## Brief:
In the copy, keep every record exact and leave out all images.
◆ ◆ ◆ ◆ ◆
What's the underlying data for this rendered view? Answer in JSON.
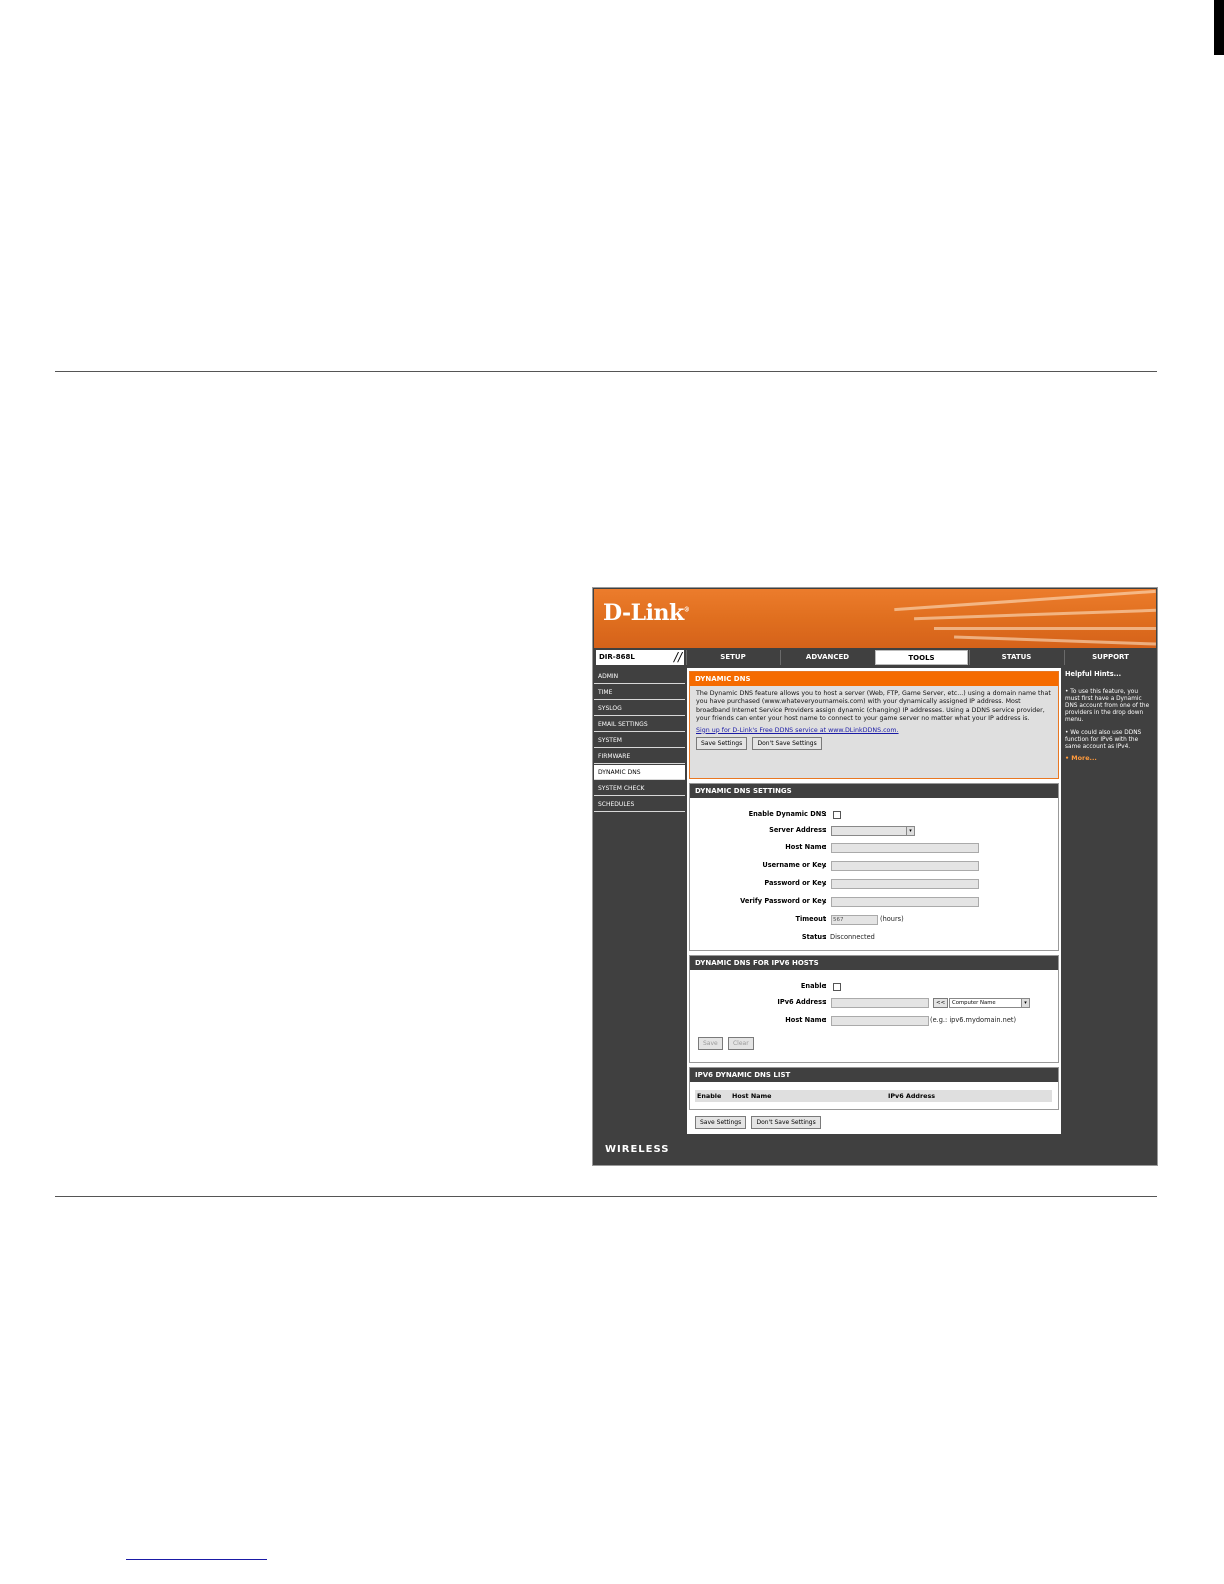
{
  "router": {
    "model": "DIR-868L",
    "brand": "D-Link",
    "tabs": [
      {
        "label": "SETUP",
        "active": false
      },
      {
        "label": "ADVANCED",
        "active": false
      },
      {
        "label": "TOOLS",
        "active": true
      },
      {
        "label": "STATUS",
        "active": false
      },
      {
        "label": "SUPPORT",
        "active": false
      }
    ],
    "sidebar": [
      {
        "label": "ADMIN",
        "active": false
      },
      {
        "label": "TIME",
        "active": false
      },
      {
        "label": "SYSLOG",
        "active": false
      },
      {
        "label": "EMAIL SETTINGS",
        "active": false
      },
      {
        "label": "SYSTEM",
        "active": false
      },
      {
        "label": "FIRMWARE",
        "active": false
      },
      {
        "label": "DYNAMIC DNS",
        "active": true
      },
      {
        "label": "SYSTEM CHECK",
        "active": false
      },
      {
        "label": "SCHEDULES",
        "active": false
      }
    ],
    "intro": {
      "title": "DYNAMIC DNS",
      "text": "The Dynamic DNS feature allows you to host a server (Web, FTP, Game Server, etc...) using a domain name that you have purchased (www.whateveryournameis.com) with your dynamically assigned IP address. Most broadband Internet Service Providers assign dynamic (changing) IP addresses. Using a DDNS service provider, your friends can enter your host name to connect to your game server no matter what your IP address is.",
      "signup_link": "Sign up for D-Link's Free DDNS service at www.DLinkDDNS.com.",
      "save_label": "Save Settings",
      "dont_save_label": "Don't Save Settings"
    },
    "ddns_settings": {
      "title": "DYNAMIC DNS SETTINGS",
      "enable_label": "Enable Dynamic DNS",
      "server_label": "Server Address",
      "host_label": "Host Name",
      "username_label": "Username or Key",
      "password_label": "Password or Key",
      "verify_label": "Verify Password or Key",
      "timeout_label": "Timeout",
      "timeout_value": "567",
      "timeout_unit": "(hours)",
      "status_label": "Status",
      "status_value": "Disconnected"
    },
    "ipv6_hosts": {
      "title": "DYNAMIC DNS FOR IPV6 HOSTS",
      "enable_label": "Enable",
      "address_label": "IPv6 Address",
      "copy_button": "<<",
      "computer_select": "Computer Name",
      "host_label": "Host Name",
      "host_example": "(e.g.: ipv6.mydomain.net)",
      "save_label": "Save",
      "clear_label": "Clear"
    },
    "ipv6_list": {
      "title": "IPV6 DYNAMIC DNS LIST",
      "columns": [
        "Enable",
        "Host Name",
        "IPv6 Address"
      ]
    },
    "bottom_buttons": {
      "save_label": "Save Settings",
      "dont_save_label": "Don't Save Settings"
    },
    "hints": {
      "title": "Helpful Hints...",
      "items": [
        "• To use this feature, you must first have a Dynamic DNS account from one of the providers in the drop down menu.",
        "• We could also use DDNS function for IPv6 with the same account as IPv4."
      ],
      "more": "• More..."
    },
    "footer": "WIRELESS"
  },
  "colors": {
    "accent_orange": "#f56b00",
    "nav_dark": "#404040"
  }
}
◆ ◆ ◆ ◆ ◆
## Answer to this task:
What's the underlying data for this rendered view? Answer in JSON.
{
  "router": {
    "model": "DIR-868L",
    "brand": "D-Link",
    "tabs": [
      {
        "label": "SETUP",
        "active": false
      },
      {
        "label": "ADVANCED",
        "active": false
      },
      {
        "label": "TOOLS",
        "active": true
      },
      {
        "label": "STATUS",
        "active": false
      },
      {
        "label": "SUPPORT",
        "active": false
      }
    ],
    "sidebar": [
      {
        "label": "ADMIN",
        "active": false
      },
      {
        "label": "TIME",
        "active": false
      },
      {
        "label": "SYSLOG",
        "active": false
      },
      {
        "label": "EMAIL SETTINGS",
        "active": false
      },
      {
        "label": "SYSTEM",
        "active": false
      },
      {
        "label": "FIRMWARE",
        "active": false
      },
      {
        "label": "DYNAMIC DNS",
        "active": true
      },
      {
        "label": "SYSTEM CHECK",
        "active": false
      },
      {
        "label": "SCHEDULES",
        "active": false
      }
    ],
    "intro": {
      "title": "DYNAMIC DNS",
      "text": "The Dynamic DNS feature allows you to host a server (Web, FTP, Game Server, etc...) using a domain name that you have purchased (www.whateveryournameis.com) with your dynamically assigned IP address. Most broadband Internet Service Providers assign dynamic (changing) IP addresses. Using a DDNS service provider, your friends can enter your host name to connect to your game server no matter what your IP address is.",
      "signup_link": "Sign up for D-Link's Free DDNS service at www.DLinkDDNS.com.",
      "save_label": "Save Settings",
      "dont_save_label": "Don't Save Settings"
    },
    "ddns_settings": {
      "title": "DYNAMIC DNS SETTINGS",
      "enable_label": "Enable Dynamic DNS",
      "server_label": "Server Address",
      "host_label": "Host Name",
      "username_label": "Username or Key",
      "password_label": "Password or Key",
      "verify_label": "Verify Password or Key",
      "timeout_label": "Timeout",
      "timeout_value": "567",
      "timeout_unit": "(hours)",
      "status_label": "Status",
      "status_value": "Disconnected"
    },
    "ipv6_hosts": {
      "title": "DYNAMIC DNS FOR IPV6 HOSTS",
      "enable_label": "Enable",
      "address_label": "IPv6 Address",
      "copy_button": "<<",
      "computer_select": "Computer Name",
      "host_label": "Host Name",
      "host_example": "(e.g.: ipv6.mydomain.net)",
      "save_label": "Save",
      "clear_label": "Clear"
    },
    "ipv6_list": {
      "title": "IPV6 DYNAMIC DNS LIST",
      "columns": [
        "Enable",
        "Host Name",
        "IPv6 Address"
      ]
    },
    "bottom_buttons": {
      "save_label": "Save Settings",
      "dont_save_label": "Don't Save Settings"
    },
    "hints": {
      "title": "Helpful Hints...",
      "items": [
        "• To use this feature, you must first have a Dynamic DNS account from one of the providers in the drop down menu.",
        "• We could also use DDNS function for IPv6 with the same account as IPv4."
      ],
      "more": "• More..."
    },
    "footer": "WIRELESS"
  },
  "colors": {
    "accent_orange": "#f56b00",
    "nav_dark": "#404040"
  }
}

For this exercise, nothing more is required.